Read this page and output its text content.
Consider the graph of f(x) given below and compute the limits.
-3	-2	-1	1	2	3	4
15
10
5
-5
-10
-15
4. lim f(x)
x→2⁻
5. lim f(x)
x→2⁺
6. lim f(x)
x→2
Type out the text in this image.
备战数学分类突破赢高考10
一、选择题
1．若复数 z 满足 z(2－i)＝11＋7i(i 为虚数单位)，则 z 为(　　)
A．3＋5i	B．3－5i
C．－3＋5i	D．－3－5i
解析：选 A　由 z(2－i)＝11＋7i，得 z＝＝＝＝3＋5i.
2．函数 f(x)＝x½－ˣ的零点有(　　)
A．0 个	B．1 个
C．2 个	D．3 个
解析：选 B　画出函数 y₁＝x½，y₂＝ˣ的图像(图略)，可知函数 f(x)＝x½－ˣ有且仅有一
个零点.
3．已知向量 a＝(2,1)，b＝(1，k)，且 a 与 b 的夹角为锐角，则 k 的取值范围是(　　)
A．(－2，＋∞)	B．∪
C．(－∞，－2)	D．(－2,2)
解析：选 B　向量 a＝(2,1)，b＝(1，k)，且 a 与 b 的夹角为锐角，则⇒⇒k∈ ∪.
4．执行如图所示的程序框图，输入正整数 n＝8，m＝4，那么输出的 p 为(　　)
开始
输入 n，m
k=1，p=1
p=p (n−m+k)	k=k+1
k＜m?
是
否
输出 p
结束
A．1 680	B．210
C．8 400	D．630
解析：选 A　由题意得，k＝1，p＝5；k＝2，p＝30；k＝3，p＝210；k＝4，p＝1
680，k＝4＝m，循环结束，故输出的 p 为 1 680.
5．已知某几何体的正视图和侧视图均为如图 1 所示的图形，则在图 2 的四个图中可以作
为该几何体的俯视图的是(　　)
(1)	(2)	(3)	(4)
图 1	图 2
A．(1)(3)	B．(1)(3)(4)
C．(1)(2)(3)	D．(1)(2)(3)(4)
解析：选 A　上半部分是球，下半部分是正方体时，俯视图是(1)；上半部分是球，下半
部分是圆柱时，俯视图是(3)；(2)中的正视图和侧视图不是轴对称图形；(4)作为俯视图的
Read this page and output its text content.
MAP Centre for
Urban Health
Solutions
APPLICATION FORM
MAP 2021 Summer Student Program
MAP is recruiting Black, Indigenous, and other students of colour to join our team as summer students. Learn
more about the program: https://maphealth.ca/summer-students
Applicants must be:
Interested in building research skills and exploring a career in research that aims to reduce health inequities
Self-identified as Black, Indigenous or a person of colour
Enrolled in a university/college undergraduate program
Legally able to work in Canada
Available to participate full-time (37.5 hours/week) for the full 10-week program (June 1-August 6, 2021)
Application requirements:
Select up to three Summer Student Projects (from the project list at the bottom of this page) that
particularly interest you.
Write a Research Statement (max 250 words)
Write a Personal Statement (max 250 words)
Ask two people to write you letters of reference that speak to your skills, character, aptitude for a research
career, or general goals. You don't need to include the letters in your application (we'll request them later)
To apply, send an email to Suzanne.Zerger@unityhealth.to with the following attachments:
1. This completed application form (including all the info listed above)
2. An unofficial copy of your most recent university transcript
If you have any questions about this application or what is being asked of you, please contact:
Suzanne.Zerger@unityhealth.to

===============

__PROBLEM__. Report the number of lines holding the string "的夹角为锐角", without any other words.

__OUTPUT__. 2